__Task prompt__
Copy every entry precisely.

[Stored entries]
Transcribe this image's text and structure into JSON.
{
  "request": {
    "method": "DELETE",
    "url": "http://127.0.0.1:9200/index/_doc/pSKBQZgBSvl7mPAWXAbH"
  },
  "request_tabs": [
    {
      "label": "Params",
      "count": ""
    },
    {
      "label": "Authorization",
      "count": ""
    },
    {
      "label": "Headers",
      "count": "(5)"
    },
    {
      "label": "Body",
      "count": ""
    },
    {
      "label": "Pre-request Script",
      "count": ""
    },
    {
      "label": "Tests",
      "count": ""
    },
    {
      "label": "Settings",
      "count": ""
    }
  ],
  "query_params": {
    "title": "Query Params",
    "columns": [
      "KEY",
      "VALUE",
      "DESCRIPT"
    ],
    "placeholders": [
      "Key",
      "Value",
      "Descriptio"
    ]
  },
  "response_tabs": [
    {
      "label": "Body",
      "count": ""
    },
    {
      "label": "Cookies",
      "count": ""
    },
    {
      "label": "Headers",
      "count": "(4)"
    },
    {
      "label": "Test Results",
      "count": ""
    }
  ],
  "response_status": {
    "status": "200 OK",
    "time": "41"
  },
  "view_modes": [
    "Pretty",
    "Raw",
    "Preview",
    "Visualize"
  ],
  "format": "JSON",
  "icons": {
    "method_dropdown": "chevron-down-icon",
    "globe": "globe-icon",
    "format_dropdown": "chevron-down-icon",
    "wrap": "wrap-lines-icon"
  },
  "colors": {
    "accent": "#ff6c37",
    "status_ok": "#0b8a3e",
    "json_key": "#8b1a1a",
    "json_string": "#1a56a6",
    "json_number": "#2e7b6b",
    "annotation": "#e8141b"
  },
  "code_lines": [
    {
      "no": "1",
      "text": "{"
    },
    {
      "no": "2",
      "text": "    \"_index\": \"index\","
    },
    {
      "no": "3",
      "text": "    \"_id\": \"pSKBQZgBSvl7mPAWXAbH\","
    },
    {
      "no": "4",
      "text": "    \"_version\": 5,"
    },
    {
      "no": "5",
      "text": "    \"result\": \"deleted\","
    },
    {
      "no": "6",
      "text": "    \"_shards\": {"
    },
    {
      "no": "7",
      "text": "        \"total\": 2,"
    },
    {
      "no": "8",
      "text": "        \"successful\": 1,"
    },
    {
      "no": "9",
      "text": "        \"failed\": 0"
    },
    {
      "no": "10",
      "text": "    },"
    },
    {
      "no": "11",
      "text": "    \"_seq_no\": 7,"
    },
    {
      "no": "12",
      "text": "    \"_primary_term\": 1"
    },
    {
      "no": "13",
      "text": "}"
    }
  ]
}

__The solution__
Transcribe this image's text and structure into JSON.
{
  "request": {
    "method": "DELETE",
    "url": "http://127.0.0.1:9200/index/_doc/pSKBQZgBSvl7mPAWXAbH"
  },
  "request_tabs": [
    {
      "label": "Params",
      "count": ""
    },
    {
      "label": "Authorization",
      "count": ""
    },
    {
      "label": "Headers",
      "count": "(5)"
    },
    {
      "label": "Body",
      "count": ""
    },
    {
      "label": "Pre-request Script",
      "count": ""
    },
    {
      "label": "Tests",
      "count": ""
    },
    {
      "label": "Settings",
      "count": ""
    }
  ],
  "query_params": {
    "title": "Query Params",
    "columns": [
      "KEY",
      "VALUE",
      "DESCRIPT"
    ],
    "placeholders": [
      "Key",
      "Value",
      "Descriptio"
    ]
  },
  "response_tabs": [
    {
      "label": "Body",
      "count": ""
    },
    {
      "label": "Cookies",
      "count": ""
    },
    {
      "label": "Headers",
      "count": "(4)"
    },
    {
      "label": "Test Results",
      "count": ""
    }
  ],
  "response_status": {
    "status": "200 OK",
    "time": "41"
  },
  "view_modes": [
    "Pretty",
    "Raw",
    "Preview",
    "Visualize"
  ],
  "format": "JSON",
  "icons": {
    "method_dropdown": "chevron-down-icon",
    "globe": "globe-icon",
    "format_dropdown": "chevron-down-icon",
    "wrap": "wrap-lines-icon"
  },
  "colors": {
    "accent": "#ff6c37",
    "status_ok": "#0b8a3e",
    "json_key": "#8b1a1a",
    "json_string": "#1a56a6",
    "json_number": "#2e7b6b",
    "annotation": "#e8141b"
  },
  "code_lines": [
    {
      "no": "1",
      "text": "{"
    },
    {
      "no": "2",
      "text": "    \"_index\": \"index\","
    },
    {
      "no": "3",
      "text": "    \"_id\": \"pSKBQZgBSvl7mPAWXAbH\","
    },
    {
      "no": "4",
      "text": "    \"_version\": 5,"
    },
    {
      "no": "5",
      "text": "    \"result\": \"deleted\","
    },
    {
      "no": "6",
      "text": "    \"_shards\": {"
    },
    {
      "no": "7",
      "text": "        \"total\": 2,"
    },
    {
      "no": "8",
      "text": "        \"successful\": 1,"
    },
    {
      "no": "9",
      "text": "        \"failed\": 0"
    },
    {
      "no": "10",
      "text": "    },"
    },
    {
      "no": "11",
      "text": "    \"_seq_no\": 7,"
    },
    {
      "no": "12",
      "text": "    \"_primary_term\": 1"
    },
    {
      "no": "13",
      "text": "}"
    }
  ]
}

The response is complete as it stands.